Set task: Work through the data line by line, gathering every line that has the word "value".

— start Provided records —

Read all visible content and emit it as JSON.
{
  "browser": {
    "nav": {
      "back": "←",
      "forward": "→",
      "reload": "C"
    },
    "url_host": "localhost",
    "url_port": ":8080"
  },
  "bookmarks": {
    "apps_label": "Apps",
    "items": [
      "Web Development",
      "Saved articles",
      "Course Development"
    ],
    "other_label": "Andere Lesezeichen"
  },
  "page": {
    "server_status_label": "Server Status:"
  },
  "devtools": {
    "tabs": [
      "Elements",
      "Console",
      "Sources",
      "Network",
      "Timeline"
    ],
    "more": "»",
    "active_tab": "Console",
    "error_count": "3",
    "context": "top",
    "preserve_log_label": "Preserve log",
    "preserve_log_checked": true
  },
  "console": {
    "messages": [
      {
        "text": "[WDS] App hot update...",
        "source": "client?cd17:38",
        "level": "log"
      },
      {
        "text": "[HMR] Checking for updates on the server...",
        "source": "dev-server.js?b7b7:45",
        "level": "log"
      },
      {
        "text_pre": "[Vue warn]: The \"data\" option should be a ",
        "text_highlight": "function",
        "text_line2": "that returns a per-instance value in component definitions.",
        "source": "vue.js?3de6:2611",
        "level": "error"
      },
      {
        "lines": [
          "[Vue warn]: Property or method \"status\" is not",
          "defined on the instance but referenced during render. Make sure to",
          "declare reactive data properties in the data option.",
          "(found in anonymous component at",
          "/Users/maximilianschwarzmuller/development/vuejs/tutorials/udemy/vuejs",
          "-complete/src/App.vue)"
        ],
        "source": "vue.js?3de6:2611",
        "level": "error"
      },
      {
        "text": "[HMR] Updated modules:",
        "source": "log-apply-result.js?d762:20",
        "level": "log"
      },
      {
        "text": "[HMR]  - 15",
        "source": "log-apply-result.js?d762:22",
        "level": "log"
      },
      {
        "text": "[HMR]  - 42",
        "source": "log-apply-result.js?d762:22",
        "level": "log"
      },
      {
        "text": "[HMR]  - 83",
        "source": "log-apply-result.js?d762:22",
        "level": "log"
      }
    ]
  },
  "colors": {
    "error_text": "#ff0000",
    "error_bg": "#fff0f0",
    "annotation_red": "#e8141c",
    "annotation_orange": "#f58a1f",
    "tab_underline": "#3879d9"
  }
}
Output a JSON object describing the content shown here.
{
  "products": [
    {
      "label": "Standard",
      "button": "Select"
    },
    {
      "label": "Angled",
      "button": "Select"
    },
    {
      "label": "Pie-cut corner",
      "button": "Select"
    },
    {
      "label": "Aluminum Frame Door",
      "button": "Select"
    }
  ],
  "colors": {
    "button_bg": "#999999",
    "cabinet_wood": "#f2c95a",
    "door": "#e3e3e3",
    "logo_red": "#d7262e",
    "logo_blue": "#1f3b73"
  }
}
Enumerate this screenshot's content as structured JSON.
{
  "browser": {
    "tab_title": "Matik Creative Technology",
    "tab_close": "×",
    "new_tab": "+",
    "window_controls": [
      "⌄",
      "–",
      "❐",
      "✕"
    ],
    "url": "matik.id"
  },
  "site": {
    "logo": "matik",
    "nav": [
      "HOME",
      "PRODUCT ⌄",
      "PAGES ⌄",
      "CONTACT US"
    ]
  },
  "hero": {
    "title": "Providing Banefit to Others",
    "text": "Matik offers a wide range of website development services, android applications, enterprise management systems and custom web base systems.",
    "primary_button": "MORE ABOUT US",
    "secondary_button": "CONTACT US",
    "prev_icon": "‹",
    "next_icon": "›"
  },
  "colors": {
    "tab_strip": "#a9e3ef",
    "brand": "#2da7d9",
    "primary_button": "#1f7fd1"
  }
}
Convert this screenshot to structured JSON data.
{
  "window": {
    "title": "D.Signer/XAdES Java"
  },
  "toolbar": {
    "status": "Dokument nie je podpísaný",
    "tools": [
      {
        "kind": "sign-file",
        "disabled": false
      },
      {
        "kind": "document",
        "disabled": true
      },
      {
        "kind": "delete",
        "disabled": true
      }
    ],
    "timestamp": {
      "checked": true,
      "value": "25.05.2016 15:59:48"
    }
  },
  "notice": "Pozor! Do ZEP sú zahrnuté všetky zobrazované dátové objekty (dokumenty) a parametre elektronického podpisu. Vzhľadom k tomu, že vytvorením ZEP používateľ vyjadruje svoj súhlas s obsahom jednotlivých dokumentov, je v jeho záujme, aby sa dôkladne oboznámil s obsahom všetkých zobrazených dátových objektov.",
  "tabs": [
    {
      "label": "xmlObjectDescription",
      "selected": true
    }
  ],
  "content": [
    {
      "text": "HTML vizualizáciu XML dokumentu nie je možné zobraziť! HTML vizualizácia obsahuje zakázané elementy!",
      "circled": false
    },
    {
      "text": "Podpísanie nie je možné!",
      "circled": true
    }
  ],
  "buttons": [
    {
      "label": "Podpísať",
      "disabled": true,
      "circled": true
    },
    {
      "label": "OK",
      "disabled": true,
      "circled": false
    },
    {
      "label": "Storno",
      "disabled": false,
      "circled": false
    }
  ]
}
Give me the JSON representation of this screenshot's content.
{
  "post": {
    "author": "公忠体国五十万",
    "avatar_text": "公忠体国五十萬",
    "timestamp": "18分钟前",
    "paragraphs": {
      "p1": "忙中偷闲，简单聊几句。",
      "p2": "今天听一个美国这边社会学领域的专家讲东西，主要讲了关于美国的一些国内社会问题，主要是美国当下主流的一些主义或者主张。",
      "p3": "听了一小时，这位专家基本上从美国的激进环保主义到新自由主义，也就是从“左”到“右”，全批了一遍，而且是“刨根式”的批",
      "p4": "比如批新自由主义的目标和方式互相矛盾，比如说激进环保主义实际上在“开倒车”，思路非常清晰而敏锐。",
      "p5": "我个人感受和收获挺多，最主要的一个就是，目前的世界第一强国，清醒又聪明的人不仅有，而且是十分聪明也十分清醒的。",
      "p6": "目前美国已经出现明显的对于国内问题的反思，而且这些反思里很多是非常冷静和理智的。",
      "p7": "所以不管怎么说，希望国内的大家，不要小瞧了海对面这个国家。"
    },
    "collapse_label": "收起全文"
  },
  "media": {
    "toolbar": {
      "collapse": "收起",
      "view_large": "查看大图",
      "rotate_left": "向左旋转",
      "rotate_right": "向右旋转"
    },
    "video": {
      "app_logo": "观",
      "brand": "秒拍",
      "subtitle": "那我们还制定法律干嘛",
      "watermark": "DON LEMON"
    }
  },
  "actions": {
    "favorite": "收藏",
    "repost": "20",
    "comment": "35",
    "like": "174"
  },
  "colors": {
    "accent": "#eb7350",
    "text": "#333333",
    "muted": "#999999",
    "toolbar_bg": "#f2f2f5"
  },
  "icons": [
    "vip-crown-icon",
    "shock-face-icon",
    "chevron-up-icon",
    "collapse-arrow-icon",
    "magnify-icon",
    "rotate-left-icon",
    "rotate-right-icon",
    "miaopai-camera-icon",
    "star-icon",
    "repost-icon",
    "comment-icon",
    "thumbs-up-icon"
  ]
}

— end Provided records —

Solution:
        "text_line2": "that returns a per-instance value in component definitions.",
      "value": "25.05.2016 15:59:48"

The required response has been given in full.